(Dataset records)
(begin)

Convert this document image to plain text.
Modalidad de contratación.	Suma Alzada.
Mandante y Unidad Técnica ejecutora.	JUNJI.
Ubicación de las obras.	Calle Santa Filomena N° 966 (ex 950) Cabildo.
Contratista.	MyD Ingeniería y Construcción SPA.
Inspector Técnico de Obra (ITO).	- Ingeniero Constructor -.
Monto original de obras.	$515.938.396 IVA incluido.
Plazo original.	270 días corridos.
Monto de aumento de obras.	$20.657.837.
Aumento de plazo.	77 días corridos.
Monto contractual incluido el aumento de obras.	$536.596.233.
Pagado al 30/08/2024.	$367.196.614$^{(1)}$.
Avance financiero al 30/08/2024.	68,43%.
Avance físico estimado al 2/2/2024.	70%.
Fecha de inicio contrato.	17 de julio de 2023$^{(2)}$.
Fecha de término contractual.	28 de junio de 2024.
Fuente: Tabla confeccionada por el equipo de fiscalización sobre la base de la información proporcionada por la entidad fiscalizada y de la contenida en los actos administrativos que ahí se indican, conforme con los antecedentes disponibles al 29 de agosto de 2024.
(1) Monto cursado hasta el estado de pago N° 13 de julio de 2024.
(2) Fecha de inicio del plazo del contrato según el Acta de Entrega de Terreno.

(end)

**Exercise objective**: Pick out every line above that contains the word "días" and copy it.

**Answer to the task**:
Plazo original.	270 días corridos.
Aumento de plazo.	77 días corridos.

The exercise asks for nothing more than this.